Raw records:
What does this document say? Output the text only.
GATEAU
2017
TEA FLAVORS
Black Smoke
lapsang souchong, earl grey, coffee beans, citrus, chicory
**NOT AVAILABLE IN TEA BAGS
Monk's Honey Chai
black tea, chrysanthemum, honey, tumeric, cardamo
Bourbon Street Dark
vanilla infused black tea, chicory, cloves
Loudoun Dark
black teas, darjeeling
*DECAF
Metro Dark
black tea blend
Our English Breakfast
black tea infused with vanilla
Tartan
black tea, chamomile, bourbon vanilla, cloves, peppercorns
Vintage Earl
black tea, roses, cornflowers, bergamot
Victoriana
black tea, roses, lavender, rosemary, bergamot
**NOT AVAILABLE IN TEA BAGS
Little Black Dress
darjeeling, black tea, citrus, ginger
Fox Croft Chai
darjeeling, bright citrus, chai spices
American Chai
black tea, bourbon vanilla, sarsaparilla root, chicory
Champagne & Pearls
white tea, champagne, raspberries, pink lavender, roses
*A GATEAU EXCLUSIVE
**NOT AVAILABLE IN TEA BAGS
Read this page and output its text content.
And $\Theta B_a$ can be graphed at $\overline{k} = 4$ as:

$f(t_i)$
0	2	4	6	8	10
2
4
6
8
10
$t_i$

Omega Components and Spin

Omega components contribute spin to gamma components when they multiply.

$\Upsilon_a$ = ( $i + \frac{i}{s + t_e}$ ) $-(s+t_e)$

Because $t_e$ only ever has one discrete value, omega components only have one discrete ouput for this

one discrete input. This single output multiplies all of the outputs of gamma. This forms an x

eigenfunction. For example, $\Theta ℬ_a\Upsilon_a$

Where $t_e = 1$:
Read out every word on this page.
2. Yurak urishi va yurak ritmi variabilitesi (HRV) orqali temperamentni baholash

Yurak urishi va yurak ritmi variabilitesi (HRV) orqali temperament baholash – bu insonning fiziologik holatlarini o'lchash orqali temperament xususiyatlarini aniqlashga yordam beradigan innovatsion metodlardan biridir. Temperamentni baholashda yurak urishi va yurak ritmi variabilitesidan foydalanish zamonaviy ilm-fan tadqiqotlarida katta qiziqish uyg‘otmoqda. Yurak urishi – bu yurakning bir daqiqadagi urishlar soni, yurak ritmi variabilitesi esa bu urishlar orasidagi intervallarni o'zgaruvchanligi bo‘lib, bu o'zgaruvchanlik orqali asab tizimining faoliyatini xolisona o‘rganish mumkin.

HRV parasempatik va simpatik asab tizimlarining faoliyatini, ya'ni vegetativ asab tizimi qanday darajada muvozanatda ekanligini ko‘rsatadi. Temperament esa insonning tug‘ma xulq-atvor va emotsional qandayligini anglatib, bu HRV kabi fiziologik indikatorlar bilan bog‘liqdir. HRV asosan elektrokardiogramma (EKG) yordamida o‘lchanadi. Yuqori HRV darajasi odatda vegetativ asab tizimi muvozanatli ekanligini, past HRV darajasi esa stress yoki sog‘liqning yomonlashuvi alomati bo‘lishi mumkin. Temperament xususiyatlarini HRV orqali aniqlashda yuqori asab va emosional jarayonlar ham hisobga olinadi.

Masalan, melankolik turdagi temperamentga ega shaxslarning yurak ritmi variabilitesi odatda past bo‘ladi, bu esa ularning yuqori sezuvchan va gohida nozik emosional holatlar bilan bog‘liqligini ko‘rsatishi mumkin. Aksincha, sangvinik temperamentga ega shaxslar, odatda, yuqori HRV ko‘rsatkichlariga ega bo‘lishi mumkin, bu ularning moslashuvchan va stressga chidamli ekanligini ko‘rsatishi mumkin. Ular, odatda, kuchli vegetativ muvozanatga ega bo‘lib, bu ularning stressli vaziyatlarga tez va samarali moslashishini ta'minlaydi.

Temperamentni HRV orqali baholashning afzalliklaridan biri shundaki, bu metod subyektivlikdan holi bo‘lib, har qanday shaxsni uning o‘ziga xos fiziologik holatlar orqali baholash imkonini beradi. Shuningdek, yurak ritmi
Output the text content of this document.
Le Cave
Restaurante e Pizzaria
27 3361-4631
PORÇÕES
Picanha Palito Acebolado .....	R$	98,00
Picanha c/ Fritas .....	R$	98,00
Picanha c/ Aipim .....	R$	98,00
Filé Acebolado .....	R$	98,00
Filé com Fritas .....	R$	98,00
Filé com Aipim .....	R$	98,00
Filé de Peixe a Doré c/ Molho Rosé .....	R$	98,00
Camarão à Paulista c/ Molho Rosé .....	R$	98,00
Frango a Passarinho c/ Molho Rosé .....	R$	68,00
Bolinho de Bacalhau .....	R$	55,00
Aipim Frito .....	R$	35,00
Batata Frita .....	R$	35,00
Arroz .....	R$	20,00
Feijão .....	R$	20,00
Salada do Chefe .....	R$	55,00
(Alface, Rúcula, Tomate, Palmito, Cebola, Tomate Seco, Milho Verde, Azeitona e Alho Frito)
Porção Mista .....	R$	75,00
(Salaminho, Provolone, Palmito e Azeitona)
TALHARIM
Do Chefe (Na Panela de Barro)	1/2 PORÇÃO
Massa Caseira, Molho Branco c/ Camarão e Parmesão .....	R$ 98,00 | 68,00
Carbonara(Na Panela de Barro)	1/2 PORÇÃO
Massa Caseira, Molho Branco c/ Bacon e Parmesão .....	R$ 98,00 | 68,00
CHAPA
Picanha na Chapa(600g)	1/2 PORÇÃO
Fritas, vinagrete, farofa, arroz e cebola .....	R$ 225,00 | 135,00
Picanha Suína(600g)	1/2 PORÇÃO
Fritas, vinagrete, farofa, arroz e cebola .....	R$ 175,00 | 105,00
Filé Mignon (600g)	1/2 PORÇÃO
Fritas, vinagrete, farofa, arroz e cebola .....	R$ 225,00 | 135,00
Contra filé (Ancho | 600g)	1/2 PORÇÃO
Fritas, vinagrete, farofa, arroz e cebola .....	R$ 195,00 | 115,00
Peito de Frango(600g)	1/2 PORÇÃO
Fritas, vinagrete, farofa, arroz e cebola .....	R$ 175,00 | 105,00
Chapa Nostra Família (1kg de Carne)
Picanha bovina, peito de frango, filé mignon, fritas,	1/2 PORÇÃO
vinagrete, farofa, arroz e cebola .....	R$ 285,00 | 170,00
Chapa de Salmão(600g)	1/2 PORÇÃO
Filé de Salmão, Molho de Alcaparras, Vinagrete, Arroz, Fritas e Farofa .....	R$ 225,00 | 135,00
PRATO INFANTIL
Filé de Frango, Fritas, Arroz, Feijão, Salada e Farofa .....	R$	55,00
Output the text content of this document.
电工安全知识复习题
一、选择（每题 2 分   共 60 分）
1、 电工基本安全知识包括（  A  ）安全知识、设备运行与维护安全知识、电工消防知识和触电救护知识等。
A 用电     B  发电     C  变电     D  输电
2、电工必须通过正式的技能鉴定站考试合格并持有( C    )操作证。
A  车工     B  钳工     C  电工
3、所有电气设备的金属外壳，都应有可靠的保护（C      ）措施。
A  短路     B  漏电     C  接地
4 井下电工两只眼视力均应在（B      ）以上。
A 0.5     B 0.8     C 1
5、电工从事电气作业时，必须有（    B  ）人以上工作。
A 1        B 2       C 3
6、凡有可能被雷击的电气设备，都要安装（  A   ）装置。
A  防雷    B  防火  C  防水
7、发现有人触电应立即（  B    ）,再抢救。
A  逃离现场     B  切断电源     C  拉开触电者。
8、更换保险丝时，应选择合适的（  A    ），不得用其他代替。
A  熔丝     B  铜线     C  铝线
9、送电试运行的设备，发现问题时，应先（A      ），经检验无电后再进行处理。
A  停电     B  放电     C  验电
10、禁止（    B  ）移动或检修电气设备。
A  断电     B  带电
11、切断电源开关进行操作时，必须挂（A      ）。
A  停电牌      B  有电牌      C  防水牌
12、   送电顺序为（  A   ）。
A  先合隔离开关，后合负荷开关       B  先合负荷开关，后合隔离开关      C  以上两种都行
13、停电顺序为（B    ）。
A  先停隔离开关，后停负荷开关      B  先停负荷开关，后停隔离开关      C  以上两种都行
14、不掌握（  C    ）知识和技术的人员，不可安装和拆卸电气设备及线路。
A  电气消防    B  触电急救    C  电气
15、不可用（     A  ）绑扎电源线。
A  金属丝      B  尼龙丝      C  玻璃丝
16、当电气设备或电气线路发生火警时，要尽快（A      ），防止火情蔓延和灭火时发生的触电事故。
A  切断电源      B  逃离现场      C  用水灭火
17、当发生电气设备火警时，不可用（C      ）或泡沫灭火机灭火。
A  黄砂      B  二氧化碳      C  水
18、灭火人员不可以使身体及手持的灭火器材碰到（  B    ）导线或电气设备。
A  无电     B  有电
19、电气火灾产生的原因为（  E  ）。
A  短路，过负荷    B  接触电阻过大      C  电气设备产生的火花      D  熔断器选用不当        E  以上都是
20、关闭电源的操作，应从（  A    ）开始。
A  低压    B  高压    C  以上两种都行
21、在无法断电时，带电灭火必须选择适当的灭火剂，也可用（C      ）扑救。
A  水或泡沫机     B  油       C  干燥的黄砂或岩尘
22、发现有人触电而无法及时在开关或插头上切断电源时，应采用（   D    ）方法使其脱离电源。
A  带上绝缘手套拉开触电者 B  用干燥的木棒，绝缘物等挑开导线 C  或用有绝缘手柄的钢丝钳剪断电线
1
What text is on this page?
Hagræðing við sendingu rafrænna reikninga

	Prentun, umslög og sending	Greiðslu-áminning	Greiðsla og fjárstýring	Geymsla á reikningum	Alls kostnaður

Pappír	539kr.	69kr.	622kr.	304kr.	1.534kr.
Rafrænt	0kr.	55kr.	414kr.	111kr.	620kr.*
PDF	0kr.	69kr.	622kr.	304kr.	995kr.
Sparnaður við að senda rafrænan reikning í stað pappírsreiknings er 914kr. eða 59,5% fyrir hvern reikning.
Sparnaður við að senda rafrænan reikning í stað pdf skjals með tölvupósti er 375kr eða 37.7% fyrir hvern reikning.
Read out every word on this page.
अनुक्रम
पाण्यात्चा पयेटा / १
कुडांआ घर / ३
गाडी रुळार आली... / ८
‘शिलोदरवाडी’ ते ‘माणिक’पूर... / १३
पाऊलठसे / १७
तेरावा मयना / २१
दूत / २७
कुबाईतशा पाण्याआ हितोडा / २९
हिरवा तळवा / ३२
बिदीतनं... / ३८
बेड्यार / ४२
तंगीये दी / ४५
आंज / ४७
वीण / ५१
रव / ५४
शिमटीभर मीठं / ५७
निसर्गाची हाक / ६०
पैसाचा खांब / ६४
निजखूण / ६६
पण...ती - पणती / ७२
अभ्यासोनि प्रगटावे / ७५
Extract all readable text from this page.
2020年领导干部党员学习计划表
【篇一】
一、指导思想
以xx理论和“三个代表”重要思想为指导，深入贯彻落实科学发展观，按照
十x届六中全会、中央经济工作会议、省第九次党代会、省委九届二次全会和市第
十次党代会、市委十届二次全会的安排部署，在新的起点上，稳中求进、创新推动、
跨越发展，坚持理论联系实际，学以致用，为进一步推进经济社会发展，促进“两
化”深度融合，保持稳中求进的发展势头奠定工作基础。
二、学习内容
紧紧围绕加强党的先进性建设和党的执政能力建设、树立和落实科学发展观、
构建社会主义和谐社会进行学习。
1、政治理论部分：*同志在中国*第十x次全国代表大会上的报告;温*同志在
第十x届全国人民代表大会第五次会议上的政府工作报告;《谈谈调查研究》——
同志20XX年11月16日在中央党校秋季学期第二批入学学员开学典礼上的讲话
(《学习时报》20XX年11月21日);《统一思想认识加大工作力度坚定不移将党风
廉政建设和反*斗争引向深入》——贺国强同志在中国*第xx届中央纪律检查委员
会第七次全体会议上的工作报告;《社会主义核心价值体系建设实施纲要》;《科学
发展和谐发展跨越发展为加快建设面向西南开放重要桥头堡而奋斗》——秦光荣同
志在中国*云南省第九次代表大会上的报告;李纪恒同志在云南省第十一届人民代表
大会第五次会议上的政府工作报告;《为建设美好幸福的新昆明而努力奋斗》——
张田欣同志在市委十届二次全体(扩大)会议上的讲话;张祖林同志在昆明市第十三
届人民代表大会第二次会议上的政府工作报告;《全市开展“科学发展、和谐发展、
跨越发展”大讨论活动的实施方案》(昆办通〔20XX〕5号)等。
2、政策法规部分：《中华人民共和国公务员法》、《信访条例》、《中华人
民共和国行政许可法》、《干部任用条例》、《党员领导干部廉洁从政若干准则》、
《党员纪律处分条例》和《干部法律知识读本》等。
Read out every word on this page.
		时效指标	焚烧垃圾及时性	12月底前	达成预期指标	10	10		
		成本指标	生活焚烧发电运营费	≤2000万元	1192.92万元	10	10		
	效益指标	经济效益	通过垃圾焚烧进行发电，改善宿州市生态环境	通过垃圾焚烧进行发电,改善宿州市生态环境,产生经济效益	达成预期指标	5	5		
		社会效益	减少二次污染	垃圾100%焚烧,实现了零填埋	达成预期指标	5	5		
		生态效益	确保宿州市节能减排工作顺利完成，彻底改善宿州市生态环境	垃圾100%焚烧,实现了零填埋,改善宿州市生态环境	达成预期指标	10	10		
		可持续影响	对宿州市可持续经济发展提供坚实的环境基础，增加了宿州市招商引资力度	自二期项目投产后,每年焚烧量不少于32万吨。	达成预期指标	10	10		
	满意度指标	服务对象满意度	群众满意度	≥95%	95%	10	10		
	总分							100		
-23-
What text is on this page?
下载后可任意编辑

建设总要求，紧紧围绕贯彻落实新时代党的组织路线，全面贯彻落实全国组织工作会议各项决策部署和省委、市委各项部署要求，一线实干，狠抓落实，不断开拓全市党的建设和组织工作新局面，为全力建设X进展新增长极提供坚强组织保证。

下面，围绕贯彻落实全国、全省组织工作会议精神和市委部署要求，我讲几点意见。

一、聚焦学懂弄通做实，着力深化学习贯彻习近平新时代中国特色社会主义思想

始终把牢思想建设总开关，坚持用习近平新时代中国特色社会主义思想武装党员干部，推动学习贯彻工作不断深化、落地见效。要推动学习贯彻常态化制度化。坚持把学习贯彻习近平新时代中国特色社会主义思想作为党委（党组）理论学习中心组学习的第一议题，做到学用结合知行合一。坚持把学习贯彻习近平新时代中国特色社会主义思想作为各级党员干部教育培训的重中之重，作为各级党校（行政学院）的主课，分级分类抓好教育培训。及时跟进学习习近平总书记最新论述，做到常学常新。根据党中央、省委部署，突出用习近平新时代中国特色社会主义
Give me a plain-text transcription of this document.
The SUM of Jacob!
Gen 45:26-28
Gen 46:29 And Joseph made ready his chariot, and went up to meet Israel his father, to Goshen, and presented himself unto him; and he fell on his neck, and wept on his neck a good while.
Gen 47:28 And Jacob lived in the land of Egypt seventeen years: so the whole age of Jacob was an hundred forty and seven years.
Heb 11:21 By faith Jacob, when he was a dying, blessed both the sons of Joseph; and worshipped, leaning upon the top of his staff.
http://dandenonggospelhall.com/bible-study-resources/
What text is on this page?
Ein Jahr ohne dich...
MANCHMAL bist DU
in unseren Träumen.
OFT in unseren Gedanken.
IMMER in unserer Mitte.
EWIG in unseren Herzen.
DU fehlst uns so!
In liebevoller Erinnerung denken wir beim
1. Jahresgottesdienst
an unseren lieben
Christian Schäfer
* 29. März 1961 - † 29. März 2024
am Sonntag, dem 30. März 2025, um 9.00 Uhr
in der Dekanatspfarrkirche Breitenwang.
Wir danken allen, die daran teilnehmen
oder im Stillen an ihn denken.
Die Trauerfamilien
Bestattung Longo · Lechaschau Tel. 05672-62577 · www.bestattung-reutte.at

> **BRIEF**
Tally the lines of the preceding listing in which the word "vegetativ" appears; state nothing but the total.

> **WRITTEN RESPONSE**
2